**SOURCE PASSAGE**
━━━━━━━━━━━━━━━━

5.1. Aids to trial testimony
The Criminal Code provides a number of measures that can be invoked to increase the comfort and security of victims obliged to testify in criminal proceedings. It is the responsibility of Crown counsel to consider if any of these measures are available and appropriate in a given case, and to apply to the court accordingly:
- Section 486 - the exclusion of the public from the courtroom;
- Section 486.1 - the presence of a support person;
- Section 486.2 - the use of a screen or closed circuit television;
- Section 486.3 - preventing cross-examination by self-represented accused;
- Section 486.31 – non-disclosure of witness’ identity;
- Sections 486.4 and 486.5 - orders restricting publication of identity of victims;
- Section 486.7 – any order necessary to protect the security of any witness;
- Section 715.1 - the use of pre-recorded video evidence;
- Section 657.1 - the use of affidavit evidence;
- Sections 278.1 to 278.91 - opposing production to the accused of a victim’s personal records;
- Sections 276 to 276.5 - opposing the admissibility of evidence of the victim’s prior sexual conduct; and
- Section 277 – opposing the admissibility of evidence of the victim’s sexual reputation for the purposes of challenging the credibility of the victim.
Crown counsel are to assess the needs of witnesses and victims with regard to the various testimonial aids available, in order to determine which aid or support to apply for, where appropriate. Crown counsel, with the assistance of a Crown Witness Coordinator when necessary, may need to seek additional information from witnesses and victims (for example, from the victim about their ability to testify or from the Court about the availability of testimonial aids) prior to the hearing in order to support an application for a testimonial aid.

━━━━━━━━━━━━━━━━

**LISTED ENTRIES**
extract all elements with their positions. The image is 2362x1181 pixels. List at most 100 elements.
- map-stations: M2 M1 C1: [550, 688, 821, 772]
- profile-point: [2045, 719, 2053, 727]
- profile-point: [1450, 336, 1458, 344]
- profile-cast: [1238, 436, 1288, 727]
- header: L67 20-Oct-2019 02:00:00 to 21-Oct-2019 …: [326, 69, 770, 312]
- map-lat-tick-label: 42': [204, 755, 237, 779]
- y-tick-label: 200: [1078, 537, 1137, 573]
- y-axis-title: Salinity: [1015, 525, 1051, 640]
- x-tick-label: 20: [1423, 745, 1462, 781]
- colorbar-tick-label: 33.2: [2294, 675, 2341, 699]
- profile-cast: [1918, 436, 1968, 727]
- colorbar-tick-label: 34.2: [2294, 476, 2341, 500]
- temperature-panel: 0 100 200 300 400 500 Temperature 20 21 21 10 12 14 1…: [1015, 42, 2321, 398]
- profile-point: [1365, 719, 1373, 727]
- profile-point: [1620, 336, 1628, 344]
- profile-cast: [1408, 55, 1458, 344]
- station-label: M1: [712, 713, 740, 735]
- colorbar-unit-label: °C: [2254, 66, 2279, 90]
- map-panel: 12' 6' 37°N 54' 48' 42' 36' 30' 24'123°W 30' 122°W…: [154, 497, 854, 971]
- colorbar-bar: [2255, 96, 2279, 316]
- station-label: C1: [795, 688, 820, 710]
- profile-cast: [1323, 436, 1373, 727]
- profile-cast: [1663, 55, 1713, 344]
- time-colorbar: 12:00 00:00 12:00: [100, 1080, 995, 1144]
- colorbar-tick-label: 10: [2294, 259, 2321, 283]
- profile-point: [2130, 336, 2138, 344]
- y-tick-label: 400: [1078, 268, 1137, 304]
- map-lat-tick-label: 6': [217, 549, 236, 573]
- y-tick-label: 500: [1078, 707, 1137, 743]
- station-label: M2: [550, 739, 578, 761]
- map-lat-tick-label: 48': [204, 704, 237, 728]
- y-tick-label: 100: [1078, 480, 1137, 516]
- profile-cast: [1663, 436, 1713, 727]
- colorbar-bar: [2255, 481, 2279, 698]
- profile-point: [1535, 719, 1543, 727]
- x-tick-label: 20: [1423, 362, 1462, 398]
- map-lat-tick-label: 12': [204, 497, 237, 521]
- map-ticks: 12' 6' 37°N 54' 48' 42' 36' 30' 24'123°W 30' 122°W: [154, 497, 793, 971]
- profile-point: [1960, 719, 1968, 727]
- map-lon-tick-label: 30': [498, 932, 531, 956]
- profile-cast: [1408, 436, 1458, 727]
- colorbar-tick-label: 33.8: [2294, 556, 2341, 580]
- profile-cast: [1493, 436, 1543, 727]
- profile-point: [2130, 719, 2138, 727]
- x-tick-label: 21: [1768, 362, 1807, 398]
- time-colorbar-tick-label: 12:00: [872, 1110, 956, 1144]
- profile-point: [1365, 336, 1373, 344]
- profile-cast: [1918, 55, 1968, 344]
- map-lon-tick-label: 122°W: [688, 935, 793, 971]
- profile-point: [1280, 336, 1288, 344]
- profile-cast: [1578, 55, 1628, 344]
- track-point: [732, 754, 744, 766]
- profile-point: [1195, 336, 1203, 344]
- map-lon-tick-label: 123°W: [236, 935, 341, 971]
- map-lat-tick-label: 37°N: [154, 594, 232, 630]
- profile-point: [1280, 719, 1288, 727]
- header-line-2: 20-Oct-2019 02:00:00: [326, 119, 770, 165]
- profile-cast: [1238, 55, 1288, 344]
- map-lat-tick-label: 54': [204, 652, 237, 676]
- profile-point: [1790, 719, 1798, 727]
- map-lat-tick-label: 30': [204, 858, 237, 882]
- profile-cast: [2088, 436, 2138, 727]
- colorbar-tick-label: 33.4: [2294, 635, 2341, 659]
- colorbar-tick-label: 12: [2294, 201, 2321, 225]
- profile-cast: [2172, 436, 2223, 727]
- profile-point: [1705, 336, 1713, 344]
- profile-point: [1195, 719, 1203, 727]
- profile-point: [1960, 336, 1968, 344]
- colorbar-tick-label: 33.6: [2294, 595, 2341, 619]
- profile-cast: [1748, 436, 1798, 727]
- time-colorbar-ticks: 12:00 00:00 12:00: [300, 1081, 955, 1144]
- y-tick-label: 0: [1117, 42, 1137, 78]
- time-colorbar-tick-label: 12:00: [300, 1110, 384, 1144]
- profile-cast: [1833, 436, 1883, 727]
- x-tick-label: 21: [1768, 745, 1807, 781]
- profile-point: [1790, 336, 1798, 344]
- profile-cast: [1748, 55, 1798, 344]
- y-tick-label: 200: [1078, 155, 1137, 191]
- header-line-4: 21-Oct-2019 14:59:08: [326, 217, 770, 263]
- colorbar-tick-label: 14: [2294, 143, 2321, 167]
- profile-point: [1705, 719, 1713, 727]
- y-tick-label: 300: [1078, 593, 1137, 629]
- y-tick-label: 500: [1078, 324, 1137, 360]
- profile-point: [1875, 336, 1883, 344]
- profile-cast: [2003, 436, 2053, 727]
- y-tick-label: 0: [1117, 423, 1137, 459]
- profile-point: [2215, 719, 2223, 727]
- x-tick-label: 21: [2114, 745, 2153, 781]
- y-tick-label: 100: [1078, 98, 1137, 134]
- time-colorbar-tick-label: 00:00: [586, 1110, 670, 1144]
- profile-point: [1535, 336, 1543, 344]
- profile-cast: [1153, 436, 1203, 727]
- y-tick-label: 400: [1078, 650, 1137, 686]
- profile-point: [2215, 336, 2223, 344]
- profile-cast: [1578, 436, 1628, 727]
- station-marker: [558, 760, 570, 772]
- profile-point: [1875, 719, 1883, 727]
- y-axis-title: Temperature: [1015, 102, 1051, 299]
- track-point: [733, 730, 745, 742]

━━━━━━━━━━━━━━━━

**ACTIVITY 1**
Transcribe the passage on aids to trial testimony from "Crown counsel are" to "a testimonial aid.".
**ACTIVITY 2**
Answer these questions using the passage on aids to trial testimony.
(a) Which section of the Criminal Code provides for the presence of a support person?
(b) Which section covers the use of pre-recorded video evidence?
(c) Who may help Crown counsel seek additional information from witnesses and victims when necessary?
The entries were taken from a different source than the passage.

**RESPONSE 1**
Crown counsel are to assess the needs of witnesses and victims with regard to the various testimonial aids available, in order to determine which aid or support to apply for, where appropriate. Crown counsel, with the assistance of a Crown Witness Coordinator when necessary, may need to seek additional information from witnesses and victims (for example, from the victim about their ability to testify or from the Court about the availability of testimonial aids) prior to the hearing in order to support an application for a testimonial aid.

**RESPONSE 2**
(a) Section 486.1
(b) Section 715.1
(c) A Crown Witness Coordinator